> **REQUIREMENTS**: Select every line containing the word "Empty" from the material, and copy those lines.

(Raw records)
- - -
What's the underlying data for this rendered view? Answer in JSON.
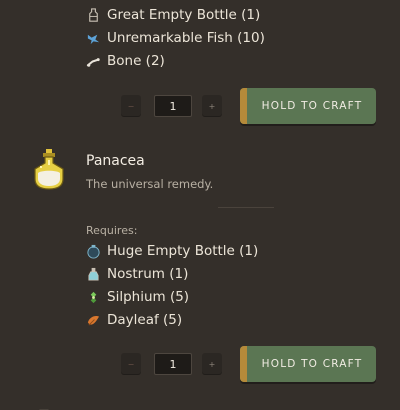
{
  "top_recipe": {
    "requirements": [
      {
        "label": "Great Empty Bottle (1)",
        "icon": "bottle-icon"
      },
      {
        "label": "Unremarkable Fish (10)",
        "icon": "fish-icon"
      },
      {
        "label": "Bone (2)",
        "icon": "bone-icon"
      }
    ],
    "quantity": "1",
    "minus_label": "−",
    "plus_label": "+",
    "craft_label": "HOLD TO CRAFT"
  },
  "panacea_recipe": {
    "title": "Panacea",
    "description": "The universal remedy.",
    "requires_label": "Requires:",
    "icon": "panacea-potion-icon",
    "requirements": [
      {
        "label": "Huge Empty Bottle (1)",
        "icon": "huge-bottle-icon"
      },
      {
        "label": "Nostrum (1)",
        "icon": "nostrum-icon"
      },
      {
        "label": "Silphium (5)",
        "icon": "silphium-icon"
      },
      {
        "label": "Dayleaf (5)",
        "icon": "dayleaf-icon"
      }
    ],
    "quantity": "1",
    "minus_label": "−",
    "plus_label": "+",
    "craft_label": "HOLD TO CRAFT"
  },
  "colors": {
    "background": "#342f2a",
    "craft_button": "#5b7653",
    "craft_button_edge": "#b58a3a"
  }
}
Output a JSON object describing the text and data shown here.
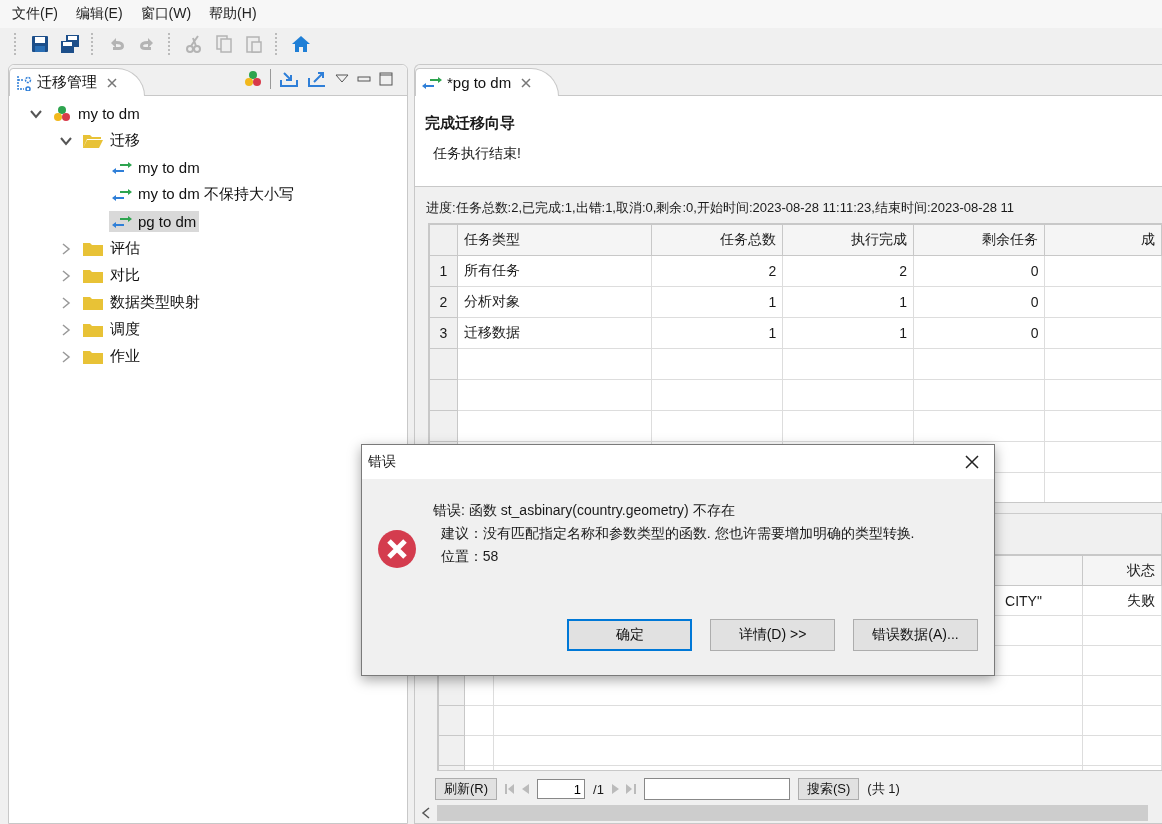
- - -
> **FULL OUTPUT**:
        "label": "Great Empty Bottle (1)",
        "label": "Huge Empty Bottle (1)",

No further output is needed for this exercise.